GOAL OF THE EXERCISE -
Write out the listing below without alteration, omitting its pictures.

Data listing:

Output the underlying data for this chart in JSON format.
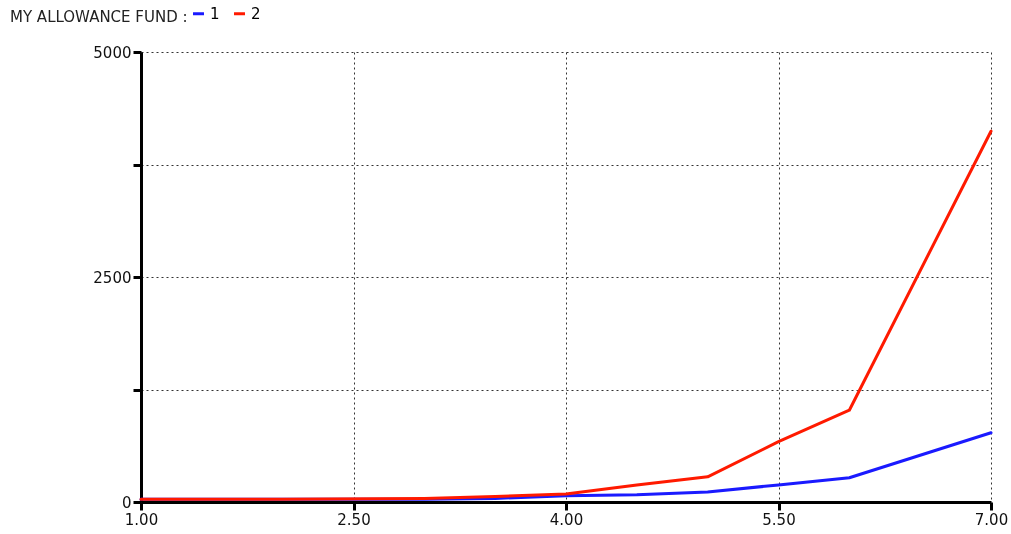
{
  "chart_data": {
    "type": "line",
    "title": "MY ALLOWANCE FUND :",
    "x": [
      1,
      2,
      3,
      3.5,
      4,
      4.5,
      5,
      5.5,
      6,
      7
    ],
    "series": [
      {
        "name": "1",
        "color": "#1a1aff",
        "values": [
          30,
          30,
          30,
          40,
          70,
          80,
          110,
          190,
          270,
          770
        ]
      },
      {
        "name": "2",
        "color": "#ff1a00",
        "values": [
          30,
          30,
          40,
          60,
          90,
          190,
          280,
          670,
          1020,
          4120
        ]
      }
    ],
    "xlim": [
      1,
      7
    ],
    "xticks": [
      {
        "value": 1,
        "label": "1.00"
      },
      {
        "value": 2.5,
        "label": "2.50"
      },
      {
        "value": 4,
        "label": "4.00"
      },
      {
        "value": 5.5,
        "label": "5.50"
      },
      {
        "value": 7,
        "label": "7.00"
      }
    ],
    "ylim": [
      0,
      5000
    ],
    "yticks": [
      0,
      {
        "value": 1250,
        "label": null
      },
      2500,
      {
        "value": 3750,
        "label": null
      },
      5000
    ],
    "grid": true,
    "legend": "top left",
    "line_style": "solid"
  }
}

WORKED SOLUTION -
Output the underlying data for this chart in JSON format.
{
  "chart_data": {
    "type": "line",
    "title": "MY ALLOWANCE FUND :",
    "x": [
      1,
      2,
      3,
      3.5,
      4,
      4.5,
      5,
      5.5,
      6,
      7
    ],
    "series": [
      {
        "name": "1",
        "color": "#1a1aff",
        "values": [
          30,
          30,
          30,
          40,
          70,
          80,
          110,
          190,
          270,
          770
        ]
      },
      {
        "name": "2",
        "color": "#ff1a00",
        "values": [
          30,
          30,
          40,
          60,
          90,
          190,
          280,
          670,
          1020,
          4120
        ]
      }
    ],
    "xlim": [
      1,
      7
    ],
    "xticks": [
      {
        "value": 1,
        "label": "1.00"
      },
      {
        "value": 2.5,
        "label": "2.50"
      },
      {
        "value": 4,
        "label": "4.00"
      },
      {
        "value": 5.5,
        "label": "5.50"
      },
      {
        "value": 7,
        "label": "7.00"
      }
    ],
    "ylim": [
      0,
      5000
    ],
    "yticks": [
      0,
      {
        "value": 1250,
        "label": null
      },
      2500,
      {
        "value": 3750,
        "label": null
      },
      5000
    ],
    "grid": true,
    "legend": "top left",
    "line_style": "solid"
  }
}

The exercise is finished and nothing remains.